### OBJECTIVE
Beginning with the line where "Read all visible content and emit it as JSON." appears, repeat every remaining line of the entries exactly, the last line included.
[START OF DATA RECORDS]
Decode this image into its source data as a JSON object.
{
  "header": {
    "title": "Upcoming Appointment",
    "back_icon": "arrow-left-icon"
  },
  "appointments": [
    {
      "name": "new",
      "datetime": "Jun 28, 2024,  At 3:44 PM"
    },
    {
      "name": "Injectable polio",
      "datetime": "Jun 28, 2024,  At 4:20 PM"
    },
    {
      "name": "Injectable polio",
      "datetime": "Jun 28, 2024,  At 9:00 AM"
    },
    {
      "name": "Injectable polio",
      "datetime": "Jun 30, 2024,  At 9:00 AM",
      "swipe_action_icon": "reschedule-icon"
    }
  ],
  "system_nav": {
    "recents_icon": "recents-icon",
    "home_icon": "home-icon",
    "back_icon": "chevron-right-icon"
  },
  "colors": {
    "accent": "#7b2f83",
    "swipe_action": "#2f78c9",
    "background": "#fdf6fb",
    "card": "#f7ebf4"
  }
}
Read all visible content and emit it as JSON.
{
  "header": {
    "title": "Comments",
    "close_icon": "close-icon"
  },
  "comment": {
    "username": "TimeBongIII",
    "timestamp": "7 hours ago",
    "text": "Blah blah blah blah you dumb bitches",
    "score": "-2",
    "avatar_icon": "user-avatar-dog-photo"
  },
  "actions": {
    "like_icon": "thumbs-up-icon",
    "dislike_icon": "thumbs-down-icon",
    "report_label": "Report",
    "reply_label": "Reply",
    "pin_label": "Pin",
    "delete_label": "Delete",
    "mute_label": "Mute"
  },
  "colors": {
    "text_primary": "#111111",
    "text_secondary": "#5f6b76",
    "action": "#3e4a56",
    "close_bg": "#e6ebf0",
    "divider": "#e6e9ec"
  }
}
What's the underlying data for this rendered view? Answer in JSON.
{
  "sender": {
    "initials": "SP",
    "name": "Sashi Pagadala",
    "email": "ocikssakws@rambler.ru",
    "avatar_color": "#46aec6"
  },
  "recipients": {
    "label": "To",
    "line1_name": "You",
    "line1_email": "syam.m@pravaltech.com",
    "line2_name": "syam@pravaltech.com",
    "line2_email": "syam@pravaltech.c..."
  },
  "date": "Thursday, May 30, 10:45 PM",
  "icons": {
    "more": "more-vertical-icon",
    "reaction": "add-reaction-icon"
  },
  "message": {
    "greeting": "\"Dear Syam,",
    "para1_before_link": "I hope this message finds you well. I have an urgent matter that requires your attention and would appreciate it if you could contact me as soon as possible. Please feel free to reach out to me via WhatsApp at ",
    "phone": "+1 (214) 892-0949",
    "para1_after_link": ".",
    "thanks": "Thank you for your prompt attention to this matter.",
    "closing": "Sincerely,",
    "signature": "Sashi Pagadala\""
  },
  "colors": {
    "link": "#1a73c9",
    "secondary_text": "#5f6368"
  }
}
[END OF DATA RECORDS]
### ANSWER TO THE TASK
Read all visible content and emit it as JSON.
{
  "header": {
    "title": "Comments",
    "close_icon": "close-icon"
  },
  "comment": {
    "username": "TimeBongIII",
    "timestamp": "7 hours ago",
    "text": "Blah blah blah blah you dumb bitches",
    "score": "-2",
    "avatar_icon": "user-avatar-dog-photo"
  },
  "actions": {
    "like_icon": "thumbs-up-icon",
    "dislike_icon": "thumbs-down-icon",
    "report_label": "Report",
    "reply_label": "Reply",
    "pin_label": "Pin",
    "delete_label": "Delete",
    "mute_label": "Mute"
  },
  "colors": {
    "text_primary": "#111111",
    "text_secondary": "#5f6b76",
    "action": "#3e4a56",
    "close_bg": "#e6ebf0",
    "divider": "#e6e9ec"
  }
}
What's the underlying data for this rendered view? Answer in JSON.
{
  "sender": {
    "initials": "SP",
    "name": "Sashi Pagadala",
    "email": "ocikssakws@rambler.ru",
    "avatar_color": "#46aec6"
  },
  "recipients": {
    "label": "To",
    "line1_name": "You",
    "line1_email": "syam.m@pravaltech.com",
    "line2_name": "syam@pravaltech.com",
    "line2_email": "syam@pravaltech.c..."
  },
  "date": "Thursday, May 30, 10:45 PM",
  "icons": {
    "more": "more-vertical-icon",
    "reaction": "add-reaction-icon"
  },
  "message": {
    "greeting": "\"Dear Syam,",
    "para1_before_link": "I hope this message finds you well. I have an urgent matter that requires your attention and would appreciate it if you could contact me as soon as possible. Please feel free to reach out to me via WhatsApp at ",
    "phone": "+1 (214) 892-0949",
    "para1_after_link": ".",
    "thanks": "Thank you for your prompt attention to this matter.",
    "closing": "Sincerely,",
    "signature": "Sashi Pagadala\""
  },
  "colors": {
    "link": "#1a73c9",
    "secondary_text": "#5f6368"
  }
}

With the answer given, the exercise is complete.